• [OBJECTIVE]: Quote the records in full and leave their pictures out.

• [MATERIAL TO PROCESS]:
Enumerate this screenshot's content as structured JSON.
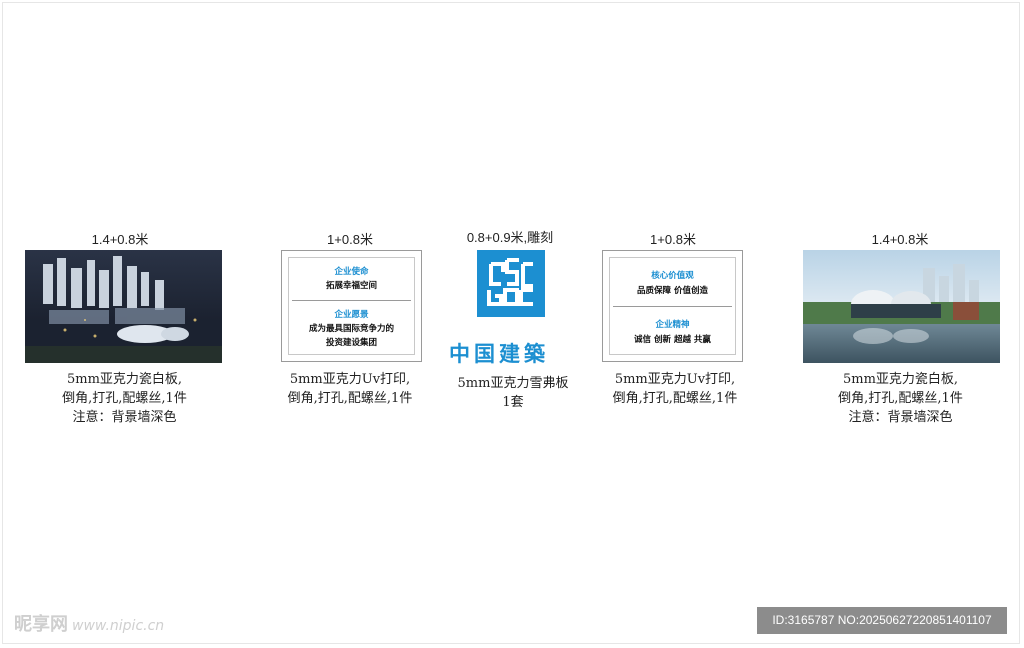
{
  "panels": [
    {
      "size": "1.4+0.8米",
      "desc": [
        "5mm亚克力瓷白板,",
        "倒角,打孔,配螺丝,1件",
        "注意：背景墙深色"
      ]
    },
    {
      "size": "1+0.8米",
      "desc": [
        "5mm亚克力Uv打印,",
        "倒角,打孔,配螺丝,1件"
      ],
      "card": {
        "title1": "企业使命",
        "text1": "拓展幸福空间",
        "title2": "企业愿景",
        "text2a": "成为最具国际竞争力的",
        "text2b": "投资建设集团"
      }
    },
    {
      "size": "0.8+0.9米,雕刻",
      "desc": [
        "5mm亚克力雪弗板",
        "1套"
      ],
      "wordmark": "中国建築"
    },
    {
      "size": "1+0.8米",
      "desc": [
        "5mm亚克力Uv打印,",
        "倒角,打孔,配螺丝,1件"
      ],
      "card": {
        "title1": "核心价值观",
        "text1": "品质保障  价值创造",
        "title2": "企业精神",
        "text2a": "诚信  创新  超越  共赢"
      }
    },
    {
      "size": "1.4+0.8米",
      "desc": [
        "5mm亚克力瓷白板,",
        "倒角,打孔,配螺丝,1件",
        "注意：背景墙深色"
      ]
    }
  ],
  "watermark": {
    "brand": "昵享网",
    "site": "www.nipic.cn"
  },
  "id_bar": "ID:3165787 NO:20250627220851401107",
  "colors": {
    "accent": "#1c8fd1",
    "id_bar_bg": "#8c8c8c"
  }
}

• [EXPECTED ANSWER]:
Enumerate this screenshot's content as structured JSON.
{
  "panels": [
    {
      "size": "1.4+0.8米",
      "desc": [
        "5mm亚克力瓷白板,",
        "倒角,打孔,配螺丝,1件",
        "注意：背景墙深色"
      ]
    },
    {
      "size": "1+0.8米",
      "desc": [
        "5mm亚克力Uv打印,",
        "倒角,打孔,配螺丝,1件"
      ],
      "card": {
        "title1": "企业使命",
        "text1": "拓展幸福空间",
        "title2": "企业愿景",
        "text2a": "成为最具国际竞争力的",
        "text2b": "投资建设集团"
      }
    },
    {
      "size": "0.8+0.9米,雕刻",
      "desc": [
        "5mm亚克力雪弗板",
        "1套"
      ],
      "wordmark": "中国建築"
    },
    {
      "size": "1+0.8米",
      "desc": [
        "5mm亚克力Uv打印,",
        "倒角,打孔,配螺丝,1件"
      ],
      "card": {
        "title1": "核心价值观",
        "text1": "品质保障  价值创造",
        "title2": "企业精神",
        "text2a": "诚信  创新  超越  共赢"
      }
    },
    {
      "size": "1.4+0.8米",
      "desc": [
        "5mm亚克力瓷白板,",
        "倒角,打孔,配螺丝,1件",
        "注意：背景墙深色"
      ]
    }
  ],
  "watermark": {
    "brand": "昵享网",
    "site": "www.nipic.cn"
  },
  "id_bar": "ID:3165787 NO:20250627220851401107",
  "colors": {
    "accent": "#1c8fd1",
    "id_bar_bg": "#8c8c8c"
  }
}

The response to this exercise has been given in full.